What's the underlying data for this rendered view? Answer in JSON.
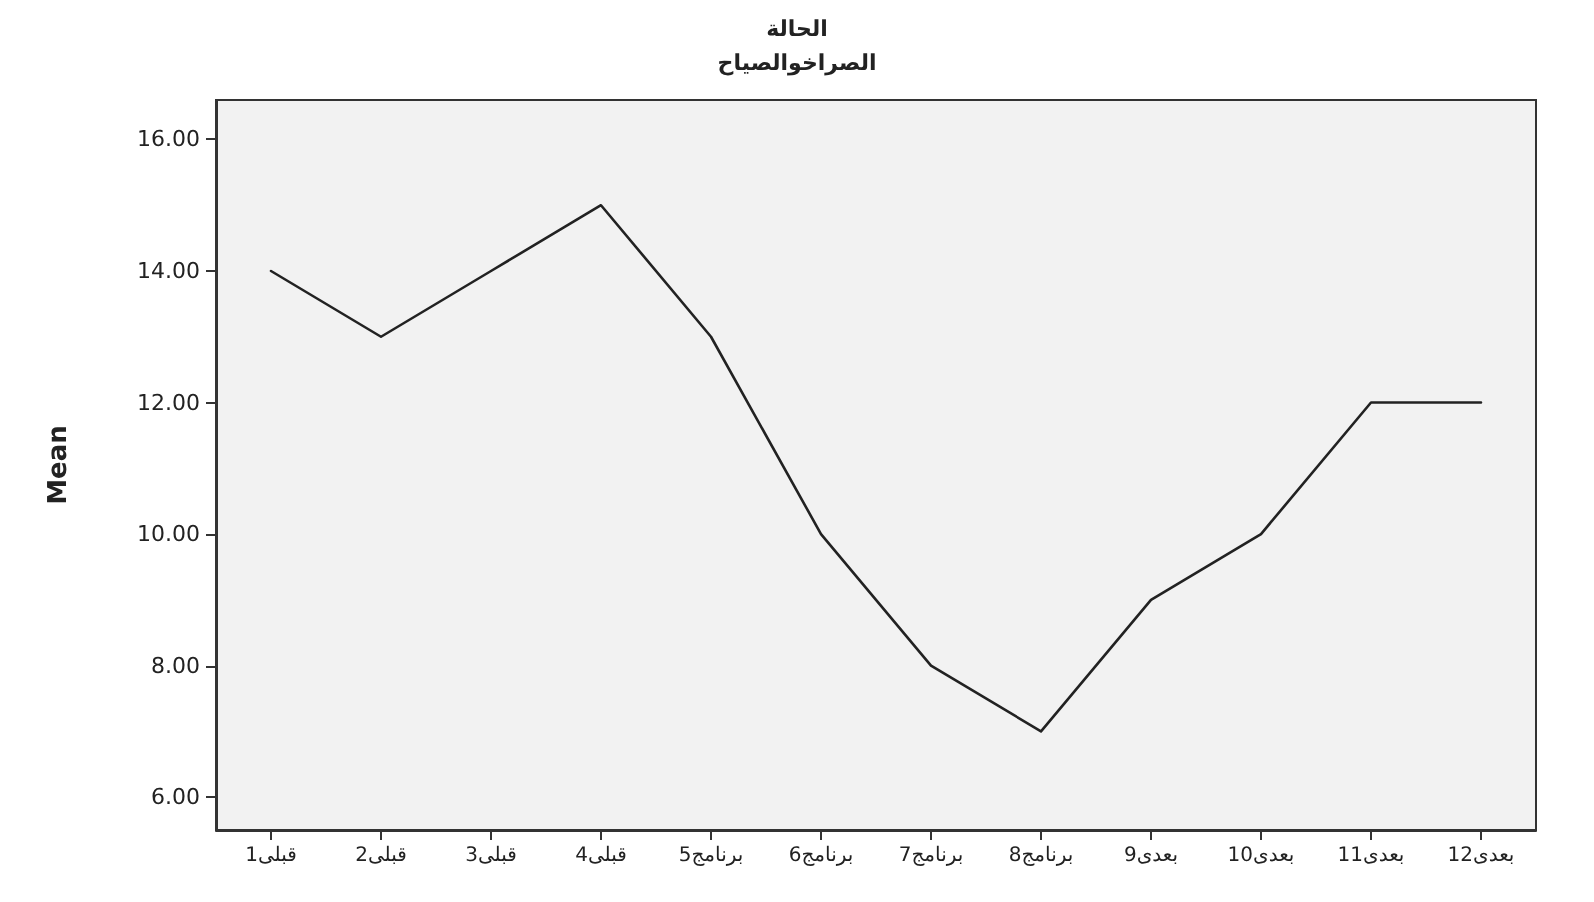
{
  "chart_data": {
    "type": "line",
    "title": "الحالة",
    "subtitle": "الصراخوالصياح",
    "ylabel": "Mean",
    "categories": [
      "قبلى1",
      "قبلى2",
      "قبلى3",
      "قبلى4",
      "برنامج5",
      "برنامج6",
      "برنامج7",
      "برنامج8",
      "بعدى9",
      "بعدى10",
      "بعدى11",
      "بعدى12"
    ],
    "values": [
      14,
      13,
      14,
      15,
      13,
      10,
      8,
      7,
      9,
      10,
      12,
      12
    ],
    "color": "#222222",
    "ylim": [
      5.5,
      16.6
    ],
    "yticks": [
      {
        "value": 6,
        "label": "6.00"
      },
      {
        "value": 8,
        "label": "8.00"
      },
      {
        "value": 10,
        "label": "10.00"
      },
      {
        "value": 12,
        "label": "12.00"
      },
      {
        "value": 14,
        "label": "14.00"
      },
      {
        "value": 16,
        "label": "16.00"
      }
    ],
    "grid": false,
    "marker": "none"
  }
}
===
### AIM
Give an exact reproduction of every line, leaving out any picture.

### FINISHED TASK
What's the underlying data for this rendered view? Answer in JSON.
{
  "chart_data": {
    "type": "line",
    "title": "الحالة",
    "subtitle": "الصراخوالصياح",
    "ylabel": "Mean",
    "categories": [
      "قبلى1",
      "قبلى2",
      "قبلى3",
      "قبلى4",
      "برنامج5",
      "برنامج6",
      "برنامج7",
      "برنامج8",
      "بعدى9",
      "بعدى10",
      "بعدى11",
      "بعدى12"
    ],
    "values": [
      14,
      13,
      14,
      15,
      13,
      10,
      8,
      7,
      9,
      10,
      12,
      12
    ],
    "color": "#222222",
    "ylim": [
      5.5,
      16.6
    ],
    "yticks": [
      {
        "value": 6,
        "label": "6.00"
      },
      {
        "value": 8,
        "label": "8.00"
      },
      {
        "value": 10,
        "label": "10.00"
      },
      {
        "value": 12,
        "label": "12.00"
      },
      {
        "value": 14,
        "label": "14.00"
      },
      {
        "value": 16,
        "label": "16.00"
      }
    ],
    "grid": false,
    "marker": "none"
  }
}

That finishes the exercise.